Task input:
═══

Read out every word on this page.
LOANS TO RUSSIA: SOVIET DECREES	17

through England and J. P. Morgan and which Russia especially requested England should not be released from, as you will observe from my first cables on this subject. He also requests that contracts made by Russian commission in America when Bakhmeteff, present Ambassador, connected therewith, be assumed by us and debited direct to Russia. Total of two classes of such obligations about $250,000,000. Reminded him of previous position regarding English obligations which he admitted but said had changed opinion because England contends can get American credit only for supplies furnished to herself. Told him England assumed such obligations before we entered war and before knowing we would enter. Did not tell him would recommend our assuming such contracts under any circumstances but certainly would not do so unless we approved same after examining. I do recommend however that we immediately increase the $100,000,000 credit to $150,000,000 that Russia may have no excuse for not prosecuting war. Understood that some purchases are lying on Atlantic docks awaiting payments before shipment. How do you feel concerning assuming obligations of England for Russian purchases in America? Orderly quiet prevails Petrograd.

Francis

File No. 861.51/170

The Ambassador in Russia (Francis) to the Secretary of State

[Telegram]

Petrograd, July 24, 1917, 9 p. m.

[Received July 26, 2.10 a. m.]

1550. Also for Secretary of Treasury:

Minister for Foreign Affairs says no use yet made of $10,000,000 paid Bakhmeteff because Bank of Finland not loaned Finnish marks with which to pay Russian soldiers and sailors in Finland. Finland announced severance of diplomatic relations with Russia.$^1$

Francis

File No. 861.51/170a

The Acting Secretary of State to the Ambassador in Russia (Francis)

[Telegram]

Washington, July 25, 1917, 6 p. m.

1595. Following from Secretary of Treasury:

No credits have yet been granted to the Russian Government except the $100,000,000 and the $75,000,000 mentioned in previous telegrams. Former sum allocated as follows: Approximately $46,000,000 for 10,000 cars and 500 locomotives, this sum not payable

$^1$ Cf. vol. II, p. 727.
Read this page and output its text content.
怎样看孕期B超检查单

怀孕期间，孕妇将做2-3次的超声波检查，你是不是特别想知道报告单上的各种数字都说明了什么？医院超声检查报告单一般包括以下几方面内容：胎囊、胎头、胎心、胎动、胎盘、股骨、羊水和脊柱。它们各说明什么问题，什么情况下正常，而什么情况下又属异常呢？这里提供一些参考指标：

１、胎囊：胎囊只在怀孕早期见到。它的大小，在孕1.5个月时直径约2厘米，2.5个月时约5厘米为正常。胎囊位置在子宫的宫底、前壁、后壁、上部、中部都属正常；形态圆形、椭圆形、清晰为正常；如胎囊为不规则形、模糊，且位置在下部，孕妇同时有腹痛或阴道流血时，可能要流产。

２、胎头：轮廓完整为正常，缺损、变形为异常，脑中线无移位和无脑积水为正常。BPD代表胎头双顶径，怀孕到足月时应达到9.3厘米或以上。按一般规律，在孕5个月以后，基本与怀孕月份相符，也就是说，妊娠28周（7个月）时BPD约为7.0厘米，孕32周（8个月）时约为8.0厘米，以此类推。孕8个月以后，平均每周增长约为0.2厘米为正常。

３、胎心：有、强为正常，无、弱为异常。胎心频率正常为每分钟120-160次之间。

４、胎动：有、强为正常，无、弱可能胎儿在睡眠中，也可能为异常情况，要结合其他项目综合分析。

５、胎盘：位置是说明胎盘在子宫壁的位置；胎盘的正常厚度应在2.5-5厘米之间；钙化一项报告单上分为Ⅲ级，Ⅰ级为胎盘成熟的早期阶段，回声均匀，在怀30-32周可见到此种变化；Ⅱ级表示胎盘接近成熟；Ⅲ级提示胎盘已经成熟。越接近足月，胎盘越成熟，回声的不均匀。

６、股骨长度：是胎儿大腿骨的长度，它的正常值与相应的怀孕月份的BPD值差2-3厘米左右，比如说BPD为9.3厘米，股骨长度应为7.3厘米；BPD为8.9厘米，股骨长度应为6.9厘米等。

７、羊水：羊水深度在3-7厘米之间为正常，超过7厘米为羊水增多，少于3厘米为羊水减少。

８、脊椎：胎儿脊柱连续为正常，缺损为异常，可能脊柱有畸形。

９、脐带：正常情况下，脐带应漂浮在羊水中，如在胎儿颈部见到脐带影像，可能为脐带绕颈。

═══

Aim of the exercise: Recopy the whole listing exactly.

Solution to this exercise:
Read out every word on this page.
LOANS TO RUSSIA: SOVIET DECREES	17

through England and J. P. Morgan and which Russia especially requested England should not be released from, as you will observe from my first cables on this subject. He also requests that contracts made by Russian commission in America when Bakhmeteff, present Ambassador, connected therewith, be assumed by us and debited direct to Russia. Total of two classes of such obligations about $250,000,000. Reminded him of previous position regarding English obligations which he admitted but said had changed opinion because England contends can get American credit only for supplies furnished to herself. Told him England assumed such obligations before we entered war and before knowing we would enter. Did not tell him would recommend our assuming such contracts under any circumstances but certainly would not do so unless we approved same after examining. I do recommend however that we immediately increase the $100,000,000 credit to $150,000,000 that Russia may have no excuse for not prosecuting war. Understood that some purchases are lying on Atlantic docks awaiting payments before shipment. How do you feel concerning assuming obligations of England for Russian purchases in America? Orderly quiet prevails Petrograd.

Francis

File No. 861.51/170

The Ambassador in Russia (Francis) to the Secretary of State

[Telegram]

Petrograd, July 24, 1917, 9 p. m.

[Received July 26, 2.10 a. m.]

1550. Also for Secretary of Treasury:

Minister for Foreign Affairs says no use yet made of $10,000,000 paid Bakhmeteff because Bank of Finland not loaned Finnish marks with which to pay Russian soldiers and sailors in Finland. Finland announced severance of diplomatic relations with Russia.$^1$

Francis

File No. 861.51/170a

The Acting Secretary of State to the Ambassador in Russia (Francis)

[Telegram]

Washington, July 25, 1917, 6 p. m.

1595. Following from Secretary of Treasury:

No credits have yet been granted to the Russian Government except the $100,000,000 and the $75,000,000 mentioned in previous telegrams. Former sum allocated as follows: Approximately $46,000,000 for 10,000 cars and 500 locomotives, this sum not payable

$^1$ Cf. vol. II, p. 727.
Read this page and output its text content.
怎样看孕期B超检查单

怀孕期间，孕妇将做2-3次的超声波检查，你是不是特别想知道报告单上的各种数字都说明了什么？医院超声检查报告单一般包括以下几方面内容：胎囊、胎头、胎心、胎动、胎盘、股骨、羊水和脊柱。它们各说明什么问题，什么情况下正常，而什么情况下又属异常呢？这里提供一些参考指标：

１、胎囊：胎囊只在怀孕早期见到。它的大小，在孕1.5个月时直径约2厘米，2.5个月时约5厘米为正常。胎囊位置在子宫的宫底、前壁、后壁、上部、中部都属正常；形态圆形、椭圆形、清晰为正常；如胎囊为不规则形、模糊，且位置在下部，孕妇同时有腹痛或阴道流血时，可能要流产。

２、胎头：轮廓完整为正常，缺损、变形为异常，脑中线无移位和无脑积水为正常。BPD代表胎头双顶径，怀孕到足月时应达到9.3厘米或以上。按一般规律，在孕5个月以后，基本与怀孕月份相符，也就是说，妊娠28周（7个月）时BPD约为7.0厘米，孕32周（8个月）时约为8.0厘米，以此类推。孕8个月以后，平均每周增长约为0.2厘米为正常。

３、胎心：有、强为正常，无、弱为异常。胎心频率正常为每分钟120-160次之间。

４、胎动：有、强为正常，无、弱可能胎儿在睡眠中，也可能为异常情况，要结合其他项目综合分析。

５、胎盘：位置是说明胎盘在子宫壁的位置；胎盘的正常厚度应在2.5-5厘米之间；钙化一项报告单上分为Ⅲ级，Ⅰ级为胎盘成熟的早期阶段，回声均匀，在怀30-32周可见到此种变化；Ⅱ级表示胎盘接近成熟；Ⅲ级提示胎盘已经成熟。越接近足月，胎盘越成熟，回声的不均匀。

６、股骨长度：是胎儿大腿骨的长度，它的正常值与相应的怀孕月份的BPD值差2-3厘米左右，比如说BPD为9.3厘米，股骨长度应为7.3厘米；BPD为8.9厘米，股骨长度应为6.9厘米等。

７、羊水：羊水深度在3-7厘米之间为正常，超过7厘米为羊水增多，少于3厘米为羊水减少。

８、脊椎：胎儿脊柱连续为正常，缺损为异常，可能脊柱有畸形。

９、脐带：正常情况下，脐带应漂浮在羊水中，如在胎儿颈部见到脐带影像，可能为脐带绕颈。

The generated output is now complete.